→ **EXERCISE TASK**
Select, from the material below, each line with "text" in it.
-- begin ENTRIES PROVIDED --
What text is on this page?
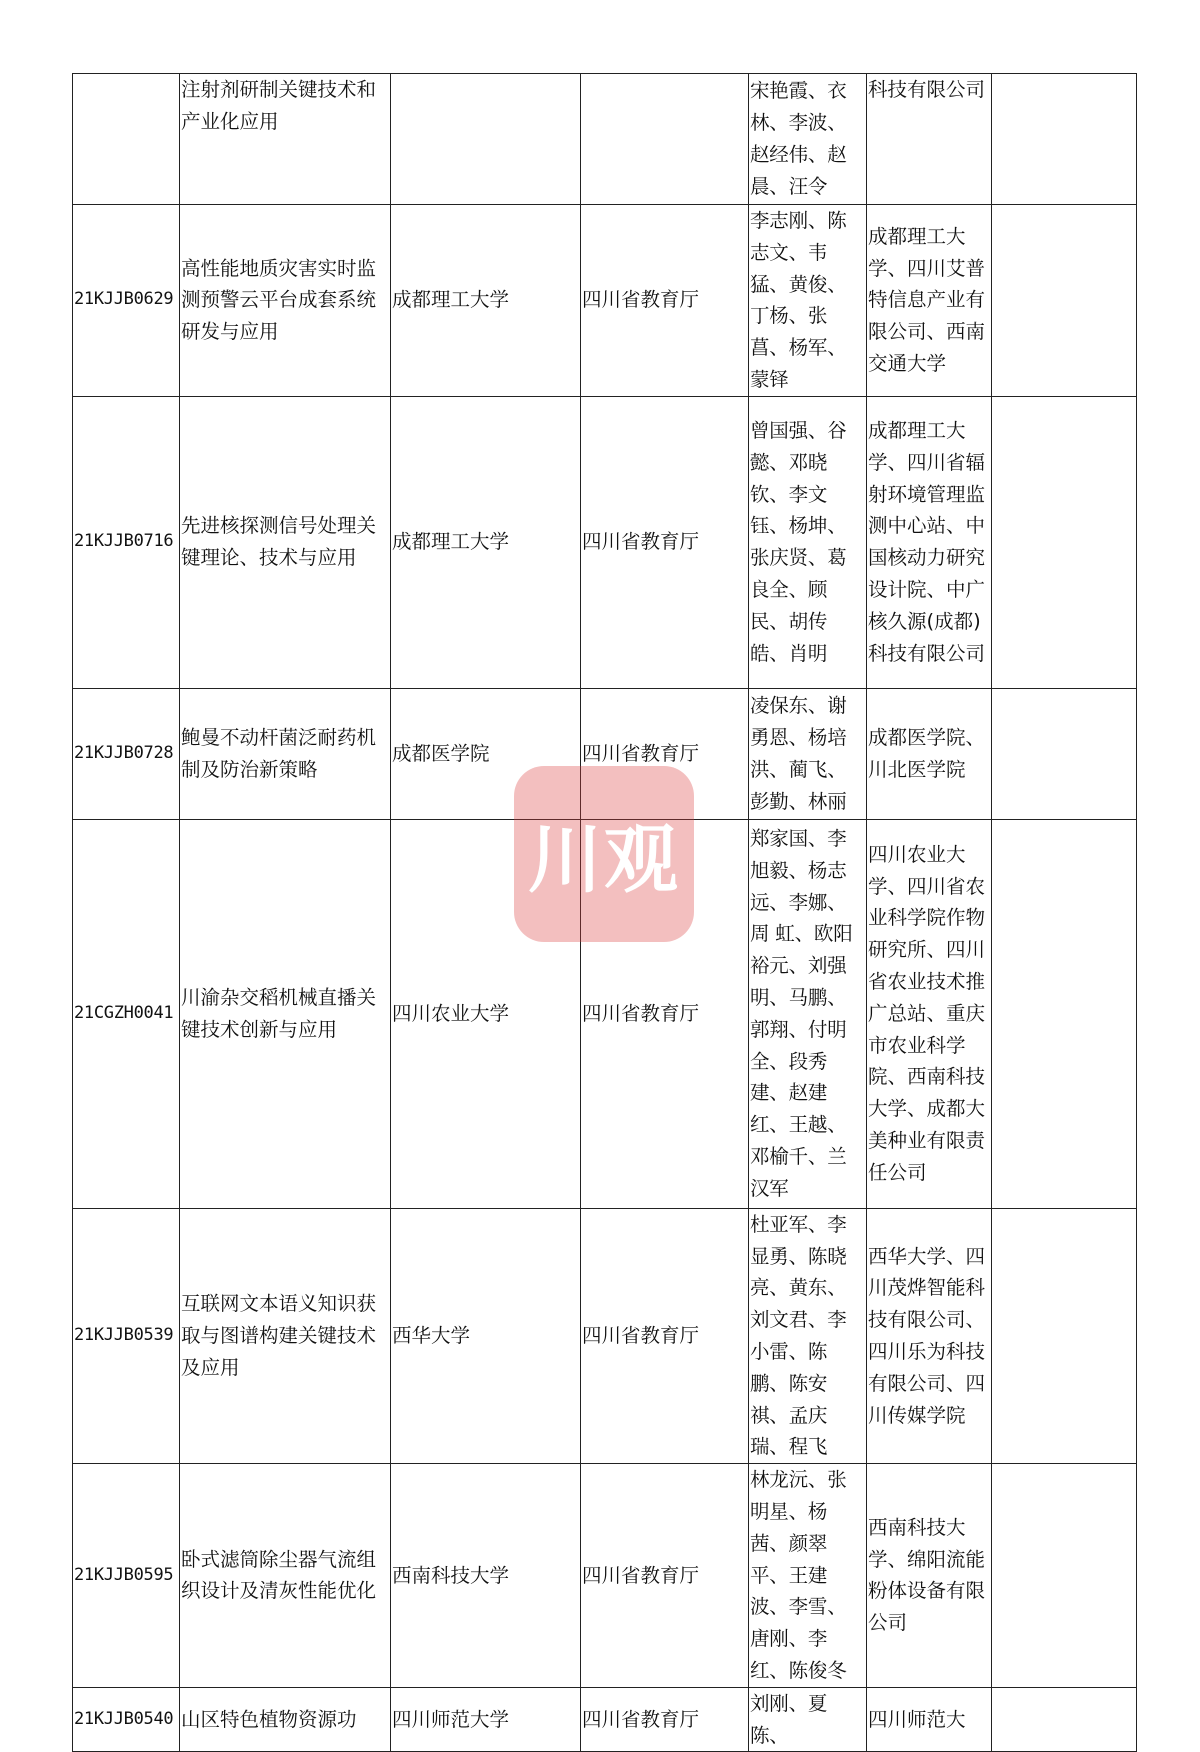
	注射剂研制关键技术和产业化应用			宋艳霞、衣林、李波、赵经伟、赵晨、汪令	科技有限公司	
21KJJB0629	高性能地质灾害实时监测预警云平台成套系统研发与应用	成都理工大学	四川省教育厅	李志刚、陈志文、韦猛、黄俊、丁杨、张菖、杨军、蒙铎	成都理工大学、四川艾普特信息产业有限公司、西南交通大学	
21KJJB0716	先进核探测信号处理关键理论、技术与应用	成都理工大学	四川省教育厅	曾国强、谷懿、邓晓钦、李文钰、杨坤、张庆贤、葛良全、顾民、胡传皓、肖明	成都理工大学、四川省辐射环境管理监测中心站、中国核动力研究设计院、中广核久源(成都)科技有限公司	
21KJJB0728	鲍曼不动杆菌泛耐药机制及防治新策略	成都医学院	四川省教育厅	凌保东、谢勇恩、杨培洪、蔺飞、彭勤、林丽	成都医学院、川北医学院	
21CGZH0041	川渝杂交稻机械直播关键技术创新与应用	四川农业大学	四川省教育厅	郑家国、李旭毅、杨志远、李娜、周 虹、欧阳裕元、刘强明、马鹏、郭翔、付明全、段秀建、赵建红、王越、邓榆千、兰汉军	四川农业大学、四川省农业科学院作物研究所、四川省农业技术推广总站、重庆市农业科学院、西南科技大学、成都大美种业有限责任公司	
21KJJB0539	互联网文本语义知识获取与图谱构建关键技术及应用	西华大学	四川省教育厅	杜亚军、李显勇、陈晓亮、黄东、刘文君、李小雷、陈鹏、陈安祺、孟庆瑞、程飞	西华大学、四川茂烨智能科技有限公司、四川乐为科技有限公司、四川传媒学院	
21KJJB0595	卧式滤筒除尘器气流组织设计及清灰性能优化	西南科技大学	四川省教育厅	林龙沅、张明星、杨茜、颜翠平、王建波、李雪、唐刚、李红、陈俊冬	西南科技大学、绵阳流能粉体设备有限公司	
21KJJB0540	山区特色植物资源功	四川师范大学	四川省教育厅	刘刚、夏陈、	四川师范大	
川观
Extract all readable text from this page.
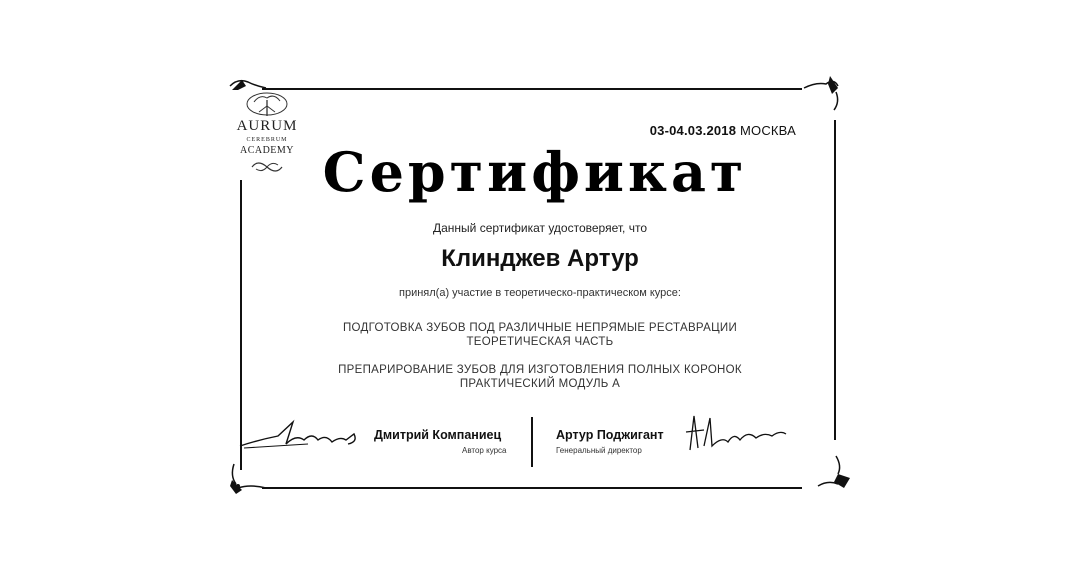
AURUM
CEREBRUM
ACADEMY
03-04.03.2018 МОСКВА
Сертификат
Данный сертификат удостоверяет, что
Клинджев Артур
принял(а) участие в теоретическо-практическом курсе:
ПОДГОТОВКА ЗУБОВ ПОД РАЗЛИЧНЫЕ НЕПРЯМЫЕ РЕСТАВРАЦИИ
ТЕОРЕТИЧЕСКАЯ ЧАСТЬ
ПРЕПАРИРОВАНИЕ ЗУБОВ ДЛЯ ИЗГОТОВЛЕНИЯ ПОЛНЫХ КОРОНОК
ПРАКТИЧЕСКИЙ МОДУЛЬ А
Дмитрий Компаниец
Автор курса
Артур Поджигант
Генеральный директор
-- end ENTRIES PROVIDED --
→ **FINISHED EXERCISE**
What text is on this page?
Extract all readable text from this page.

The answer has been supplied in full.